> [TASK BRIEF] Restate each of the lines below word for word and drop every picture.

[Items from a figure collection]
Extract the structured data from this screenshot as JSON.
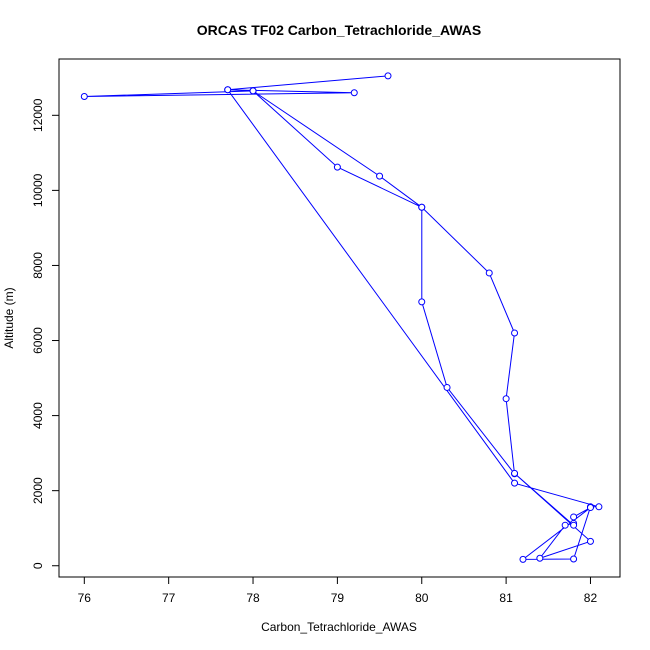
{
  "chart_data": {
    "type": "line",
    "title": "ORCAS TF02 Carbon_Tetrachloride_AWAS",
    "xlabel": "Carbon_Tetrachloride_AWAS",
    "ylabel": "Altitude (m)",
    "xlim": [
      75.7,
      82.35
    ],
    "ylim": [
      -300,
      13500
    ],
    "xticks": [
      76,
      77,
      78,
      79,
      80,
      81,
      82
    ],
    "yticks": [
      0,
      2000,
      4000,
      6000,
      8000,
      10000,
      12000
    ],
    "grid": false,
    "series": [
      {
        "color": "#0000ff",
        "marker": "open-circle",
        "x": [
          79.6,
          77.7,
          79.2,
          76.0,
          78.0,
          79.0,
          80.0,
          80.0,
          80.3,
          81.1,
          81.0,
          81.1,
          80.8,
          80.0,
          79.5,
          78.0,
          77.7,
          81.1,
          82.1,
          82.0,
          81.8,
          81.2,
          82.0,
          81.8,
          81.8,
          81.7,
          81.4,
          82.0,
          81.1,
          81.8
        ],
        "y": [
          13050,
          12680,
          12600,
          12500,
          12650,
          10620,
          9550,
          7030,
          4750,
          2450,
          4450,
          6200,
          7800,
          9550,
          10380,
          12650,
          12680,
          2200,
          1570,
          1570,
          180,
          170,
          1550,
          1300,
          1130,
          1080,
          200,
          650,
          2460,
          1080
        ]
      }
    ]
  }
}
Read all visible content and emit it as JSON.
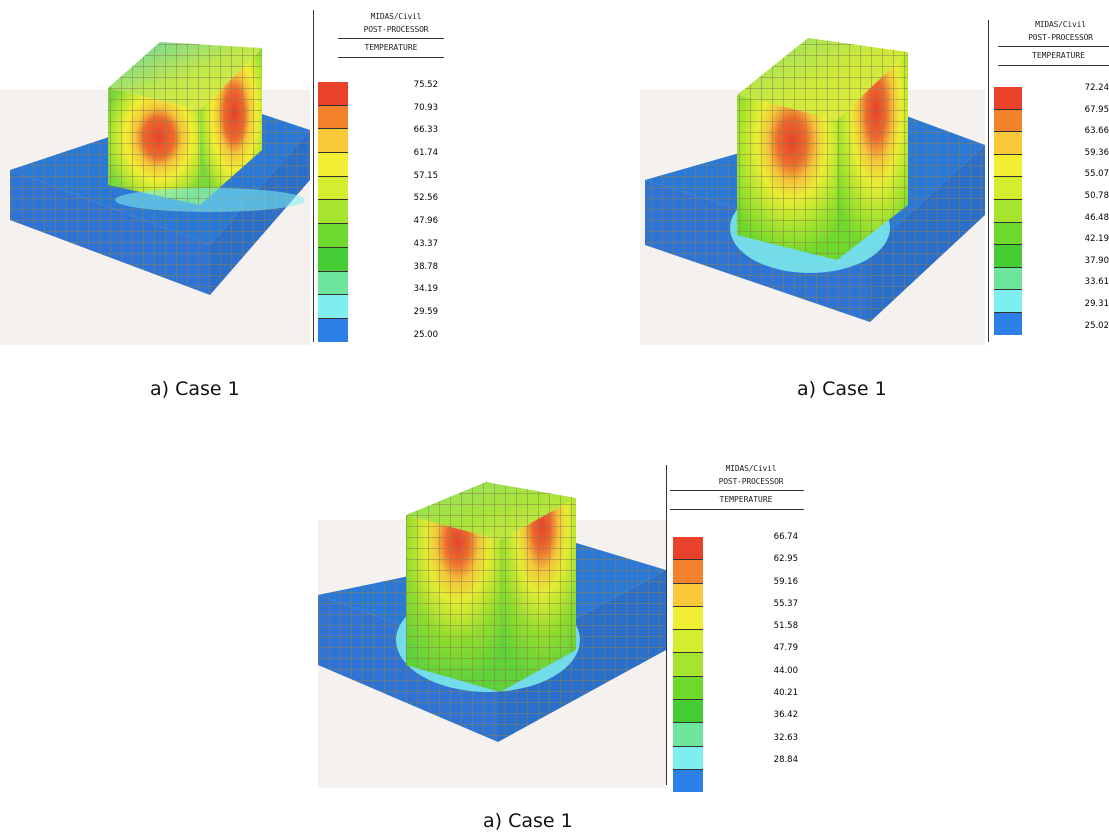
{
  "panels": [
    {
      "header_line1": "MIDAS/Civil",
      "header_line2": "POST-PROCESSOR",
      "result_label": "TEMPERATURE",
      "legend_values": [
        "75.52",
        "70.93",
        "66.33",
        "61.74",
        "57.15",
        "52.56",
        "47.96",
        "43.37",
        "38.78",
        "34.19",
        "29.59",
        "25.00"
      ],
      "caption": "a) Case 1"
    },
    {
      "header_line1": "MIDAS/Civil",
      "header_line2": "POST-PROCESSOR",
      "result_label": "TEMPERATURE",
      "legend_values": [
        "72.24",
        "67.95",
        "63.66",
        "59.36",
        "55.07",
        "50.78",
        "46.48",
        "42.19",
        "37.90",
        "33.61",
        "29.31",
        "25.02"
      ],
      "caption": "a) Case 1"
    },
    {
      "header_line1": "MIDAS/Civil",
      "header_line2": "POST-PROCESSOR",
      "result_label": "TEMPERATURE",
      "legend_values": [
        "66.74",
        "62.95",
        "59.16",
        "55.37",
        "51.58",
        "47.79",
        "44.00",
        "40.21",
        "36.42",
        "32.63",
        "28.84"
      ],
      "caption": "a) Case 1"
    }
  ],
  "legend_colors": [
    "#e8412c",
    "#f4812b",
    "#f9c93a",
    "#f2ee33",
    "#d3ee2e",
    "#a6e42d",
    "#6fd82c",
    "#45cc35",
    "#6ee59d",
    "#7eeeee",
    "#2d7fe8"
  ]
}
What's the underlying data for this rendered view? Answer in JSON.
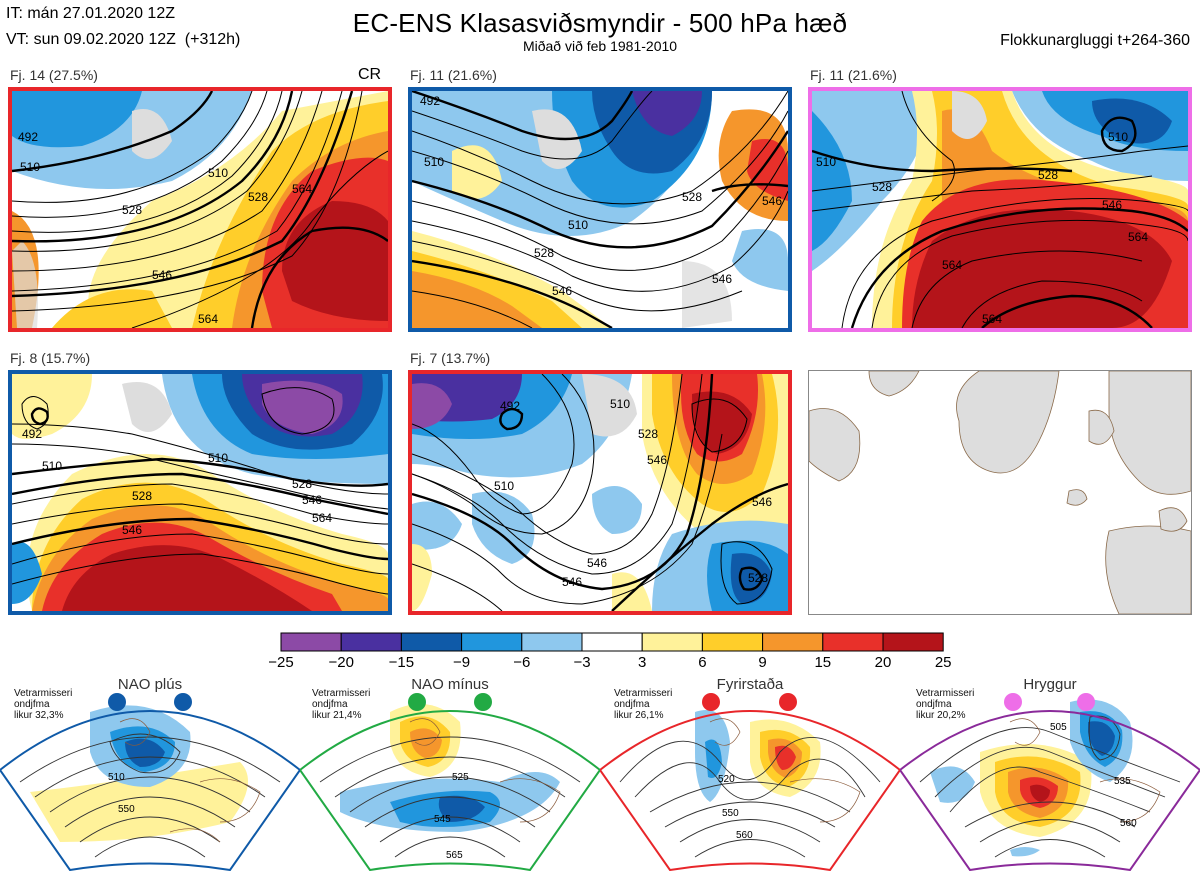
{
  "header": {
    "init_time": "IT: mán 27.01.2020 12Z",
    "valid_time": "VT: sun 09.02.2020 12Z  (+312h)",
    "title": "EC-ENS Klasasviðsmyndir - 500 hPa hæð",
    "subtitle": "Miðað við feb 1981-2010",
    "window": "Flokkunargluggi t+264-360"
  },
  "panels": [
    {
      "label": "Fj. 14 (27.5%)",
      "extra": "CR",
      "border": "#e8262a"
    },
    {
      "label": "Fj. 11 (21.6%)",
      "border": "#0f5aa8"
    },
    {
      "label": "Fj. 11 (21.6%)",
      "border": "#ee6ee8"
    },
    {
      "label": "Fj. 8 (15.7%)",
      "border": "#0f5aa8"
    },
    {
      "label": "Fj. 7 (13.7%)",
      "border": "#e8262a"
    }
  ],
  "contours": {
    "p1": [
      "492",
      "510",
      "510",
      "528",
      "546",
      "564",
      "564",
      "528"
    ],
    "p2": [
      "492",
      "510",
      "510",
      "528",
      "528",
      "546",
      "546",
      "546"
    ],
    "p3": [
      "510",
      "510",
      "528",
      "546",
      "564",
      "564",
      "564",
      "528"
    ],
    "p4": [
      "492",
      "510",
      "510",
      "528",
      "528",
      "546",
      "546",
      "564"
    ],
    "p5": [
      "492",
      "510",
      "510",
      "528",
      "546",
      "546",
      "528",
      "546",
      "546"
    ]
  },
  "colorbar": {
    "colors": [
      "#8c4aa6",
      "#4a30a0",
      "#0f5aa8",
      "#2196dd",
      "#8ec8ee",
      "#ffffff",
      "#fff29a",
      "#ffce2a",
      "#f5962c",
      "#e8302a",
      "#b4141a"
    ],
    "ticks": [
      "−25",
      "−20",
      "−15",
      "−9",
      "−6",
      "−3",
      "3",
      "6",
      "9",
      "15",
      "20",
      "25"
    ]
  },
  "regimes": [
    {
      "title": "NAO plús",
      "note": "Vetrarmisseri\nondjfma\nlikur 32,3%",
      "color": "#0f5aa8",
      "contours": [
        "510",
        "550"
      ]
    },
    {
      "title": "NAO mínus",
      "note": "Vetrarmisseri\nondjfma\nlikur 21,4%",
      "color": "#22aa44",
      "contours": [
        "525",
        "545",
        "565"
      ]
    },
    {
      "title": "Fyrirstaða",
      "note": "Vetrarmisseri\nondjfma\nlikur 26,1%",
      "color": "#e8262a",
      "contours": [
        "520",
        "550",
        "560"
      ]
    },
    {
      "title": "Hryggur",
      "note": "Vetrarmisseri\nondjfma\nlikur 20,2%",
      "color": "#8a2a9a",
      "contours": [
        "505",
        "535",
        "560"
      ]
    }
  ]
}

> [SOLUTION TO THE PROBLEM]
Extract the structured data from this screenshot as JSON.
{
  "chart_data": {
    "type": "line",
    "title": "ORCAS TF02 Carbon_Tetrachloride_AWAS",
    "xlabel": "Carbon_Tetrachloride_AWAS",
    "ylabel": "Altitude (m)",
    "xlim": [
      75.7,
      82.35
    ],
    "ylim": [
      -300,
      13500
    ],
    "xticks": [
      76,
      77,
      78,
      79,
      80,
      81,
      82
    ],
    "yticks": [
      0,
      2000,
      4000,
      6000,
      8000,
      10000,
      12000
    ],
    "grid": false,
    "series": [
      {
        "color": "#0000ff",
        "marker": "open-circle",
        "x": [
          79.6,
          77.7,
          79.2,
          76.0,
          78.0,
          79.0,
          80.0,
          80.0,
          80.3,
          81.1,
          81.0,
          81.1,
          80.8,
          80.0,
          79.5,
          78.0,
          77.7,
          81.1,
          82.1,
          82.0,
          81.8,
          81.2,
          82.0,
          81.8,
          81.8,
          81.7,
          81.4,
          82.0,
          81.1,
          81.8
        ],
        "y": [
          13050,
          12680,
          12600,
          12500,
          12650,
          10620,
          9550,
          7030,
          4750,
          2450,
          4450,
          6200,
          7800,
          9550,
          10380,
          12650,
          12680,
          2200,
          1570,
          1570,
          180,
          170,
          1550,
          1300,
          1130,
          1080,
          200,
          650,
          2460,
          1080
        ]
      }
    ]
  }
}
Read all visible content and emit it as JSON.
{
  "panels": [
    {
      "header_line1": "MIDAS/Civil",
      "header_line2": "POST-PROCESSOR",
      "result_label": "TEMPERATURE",
      "legend_values": [
        "75.52",
        "70.93",
        "66.33",
        "61.74",
        "57.15",
        "52.56",
        "47.96",
        "43.37",
        "38.78",
        "34.19",
        "29.59",
        "25.00"
      ],
      "caption": "a) Case 1"
    },
    {
      "header_line1": "MIDAS/Civil",
      "header_line2": "POST-PROCESSOR",
      "result_label": "TEMPERATURE",
      "legend_values": [
        "72.24",
        "67.95",
        "63.66",
        "59.36",
        "55.07",
        "50.78",
        "46.48",
        "42.19",
        "37.90",
        "33.61",
        "29.31",
        "25.02"
      ],
      "caption": "a) Case 1"
    },
    {
      "header_line1": "MIDAS/Civil",
      "header_line2": "POST-PROCESSOR",
      "result_label": "TEMPERATURE",
      "legend_values": [
        "66.74",
        "62.95",
        "59.16",
        "55.37",
        "51.58",
        "47.79",
        "44.00",
        "40.21",
        "36.42",
        "32.63",
        "28.84"
      ],
      "caption": "a) Case 1"
    }
  ],
  "legend_colors": [
    "#e8412c",
    "#f4812b",
    "#f9c93a",
    "#f2ee33",
    "#d3ee2e",
    "#a6e42d",
    "#6fd82c",
    "#45cc35",
    "#6ee59d",
    "#7eeeee",
    "#2d7fe8"
  ]
}
What's the underlying data for this rendered view? Answer in JSON.
{
  "header": {
    "init_time": "IT: mán 27.01.2020 12Z",
    "valid_time": "VT: sun 09.02.2020 12Z  (+312h)",
    "title": "EC-ENS Klasasviðsmyndir - 500 hPa hæð",
    "subtitle": "Miðað við feb 1981-2010",
    "window": "Flokkunargluggi t+264-360"
  },
  "panels": [
    {
      "label": "Fj. 14 (27.5%)",
      "extra": "CR",
      "border": "#e8262a"
    },
    {
      "label": "Fj. 11 (21.6%)",
      "border": "#0f5aa8"
    },
    {
      "label": "Fj. 11 (21.6%)",
      "border": "#ee6ee8"
    },
    {
      "label": "Fj. 8 (15.7%)",
      "border": "#0f5aa8"
    },
    {
      "label": "Fj. 7 (13.7%)",
      "border": "#e8262a"
    }
  ],
  "contours": {
    "p1": [
      "492",
      "510",
      "510",
      "528",
      "546",
      "564",
      "564",
      "528"
    ],
    "p2": [
      "492",
      "510",
      "510",
      "528",
      "528",
      "546",
      "546",
      "546"
    ],
    "p3": [
      "510",
      "510",
      "528",
      "546",
      "564",
      "564",
      "564",
      "528"
    ],
    "p4": [
      "492",
      "510",
      "510",
      "528",
      "528",
      "546",
      "546",
      "564"
    ],
    "p5": [
      "492",
      "510",
      "510",
      "528",
      "546",
      "546",
      "528",
      "546",
      "546"
    ]
  },
  "colorbar": {
    "colors": [
      "#8c4aa6",
      "#4a30a0",
      "#0f5aa8",
      "#2196dd",
      "#8ec8ee",
      "#ffffff",
      "#fff29a",
      "#ffce2a",
      "#f5962c",
      "#e8302a",
      "#b4141a"
    ],
    "ticks": [
      "−25",
      "−20",
      "−15",
      "−9",
      "−6",
      "−3",
      "3",
      "6",
      "9",
      "15",
      "20",
      "25"
    ]
  },
  "regimes": [
    {
      "title": "NAO plús",
      "note": "Vetrarmisseri\nondjfma\nlikur 32,3%",
      "color": "#0f5aa8",
      "contours": [
        "510",
        "550"
      ]
    },
    {
      "title": "NAO mínus",
      "note": "Vetrarmisseri\nondjfma\nlikur 21,4%",
      "color": "#22aa44",
      "contours": [
        "525",
        "545",
        "565"
      ]
    },
    {
      "title": "Fyrirstaða",
      "note": "Vetrarmisseri\nondjfma\nlikur 26,1%",
      "color": "#e8262a",
      "contours": [
        "520",
        "550",
        "560"
      ]
    },
    {
      "title": "Hryggur",
      "note": "Vetrarmisseri\nondjfma\nlikur 20,2%",
      "color": "#8a2a9a",
      "contours": [
        "505",
        "535",
        "560"
      ]
    }
  ]
}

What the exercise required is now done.